(Stored items from a collection)
◇ ◇ ◇ ◇ ◇ ◇ ◇

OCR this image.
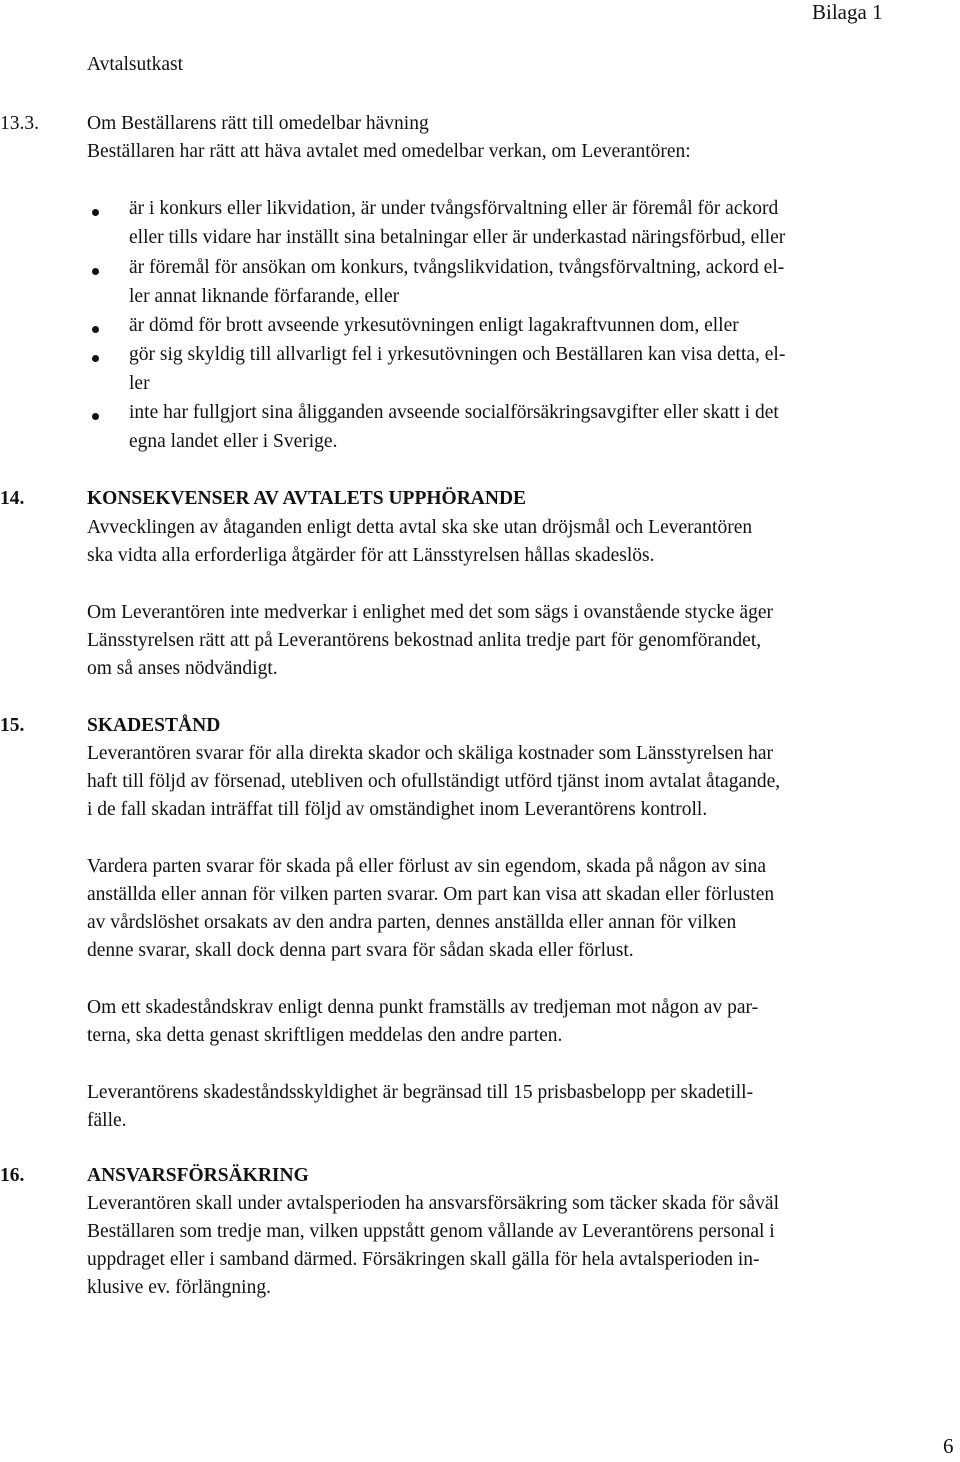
Bilaga 1
Avtalsutkast
13.3. Om Beställarens rätt till omedelbar hävning
Beställaren har rätt att häva avtalet med omedelbar verkan, om Leverantören:
är i konkurs eller likvidation, är under tvångsförvaltning eller är föremål för ackord
eller tills vidare har inställt sina betalningar eller är underkastad näringsförbud, eller
är föremål för ansökan om konkurs, tvångslikvidation, tvångsförvaltning, ackord el-
ler annat liknande förfarande, eller
är dömd för brott avseende yrkesutövningen enligt lagakraftvunnen dom, eller
gör sig skyldig till allvarligt fel i yrkesutövningen och Beställaren kan visa detta, el-
ler
inte har fullgjort sina åligganden avseende socialförsäkringsavgifter eller skatt i det
egna landet eller i Sverige.
14.	KONSEKVENSER AV AVTALETS UPPHÖRANDE
Avvecklingen av åtaganden enligt detta avtal ska ske utan dröjsmål och Leverantören
ska vidta alla erforderliga åtgärder för att Länsstyrelsen hållas skadeslös.
Om Leverantören inte medverkar i enlighet med det som sägs i ovanstående stycke äger
Länsstyrelsen rätt att på Leverantörens bekostnad anlita tredje part för genomförandet,
om så anses nödvändigt.
15.	SKADESTÅND
Leverantören svarar för alla direkta skador och skäliga kostnader som Länsstyrelsen har
haft till följd av försenad, utebliven och ofullständigt utförd tjänst inom avtalat åtagande,
i de fall skadan inträffat till följd av omständighet inom Leverantörens kontroll.
Vardera parten svarar för skada på eller förlust av sin egendom, skada på någon av sina
anställda eller annan för vilken parten svarar. Om part kan visa att skadan eller förlusten
av vårdslöshet orsakats av den andra parten, dennes anställda eller annan för vilken
denne svarar, skall dock denna part svara för sådan skada eller förlust.
Om ett skadeståndskrav enligt denna punkt framställs av tredjeman mot någon av par-
terna, ska detta genast skriftligen meddelas den andre parten.
Leverantörens skadeståndsskyldighet är begränsad till 15 prisbasbelopp per skadetill-
fälle.
16.	ANSVARSFÖRSÄKRING
Leverantören skall under avtalsperioden ha ansvarsförsäkring som täcker skada för såväl
Beställaren som tredje man, vilken uppstått genom vållande av Leverantörens personal i
uppdraget eller i samband därmed. Försäkringen skall gälla för hela avtalsperioden in-
klusive ev. förlängning.
6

◇ ◇ ◇ ◇ ◇ ◇ ◇

• WHAT TO DO
Repeat every record above exactly, but drop the pictures.

• TASK OUTPUT
OCR this image.
Bilaga 1
Avtalsutkast
13.3. Om Beställarens rätt till omedelbar hävning
Beställaren har rätt att häva avtalet med omedelbar verkan, om Leverantören:
är i konkurs eller likvidation, är under tvångsförvaltning eller är föremål för ackord
eller tills vidare har inställt sina betalningar eller är underkastad näringsförbud, eller
är föremål för ansökan om konkurs, tvångslikvidation, tvångsförvaltning, ackord el-
ler annat liknande förfarande, eller
är dömd för brott avseende yrkesutövningen enligt lagakraftvunnen dom, eller
gör sig skyldig till allvarligt fel i yrkesutövningen och Beställaren kan visa detta, el-
ler
inte har fullgjort sina åligganden avseende socialförsäkringsavgifter eller skatt i det
egna landet eller i Sverige.
14.	KONSEKVENSER AV AVTALETS UPPHÖRANDE
Avvecklingen av åtaganden enligt detta avtal ska ske utan dröjsmål och Leverantören
ska vidta alla erforderliga åtgärder för att Länsstyrelsen hållas skadeslös.
Om Leverantören inte medverkar i enlighet med det som sägs i ovanstående stycke äger
Länsstyrelsen rätt att på Leverantörens bekostnad anlita tredje part för genomförandet,
om så anses nödvändigt.
15.	SKADESTÅND
Leverantören svarar för alla direkta skador och skäliga kostnader som Länsstyrelsen har
haft till följd av försenad, utebliven och ofullständigt utförd tjänst inom avtalat åtagande,
i de fall skadan inträffat till följd av omständighet inom Leverantörens kontroll.
Vardera parten svarar för skada på eller förlust av sin egendom, skada på någon av sina
anställda eller annan för vilken parten svarar. Om part kan visa att skadan eller förlusten
av vårdslöshet orsakats av den andra parten, dennes anställda eller annan för vilken
denne svarar, skall dock denna part svara för sådan skada eller förlust.
Om ett skadeståndskrav enligt denna punkt framställs av tredjeman mot någon av par-
terna, ska detta genast skriftligen meddelas den andre parten.
Leverantörens skadeståndsskyldighet är begränsad till 15 prisbasbelopp per skadetill-
fälle.
16.	ANSVARSFÖRSÄKRING
Leverantören skall under avtalsperioden ha ansvarsförsäkring som täcker skada för såväl
Beställaren som tredje man, vilken uppstått genom vållande av Leverantörens personal i
uppdraget eller i samband därmed. Försäkringen skall gälla för hela avtalsperioden in-
klusive ev. förlängning.
6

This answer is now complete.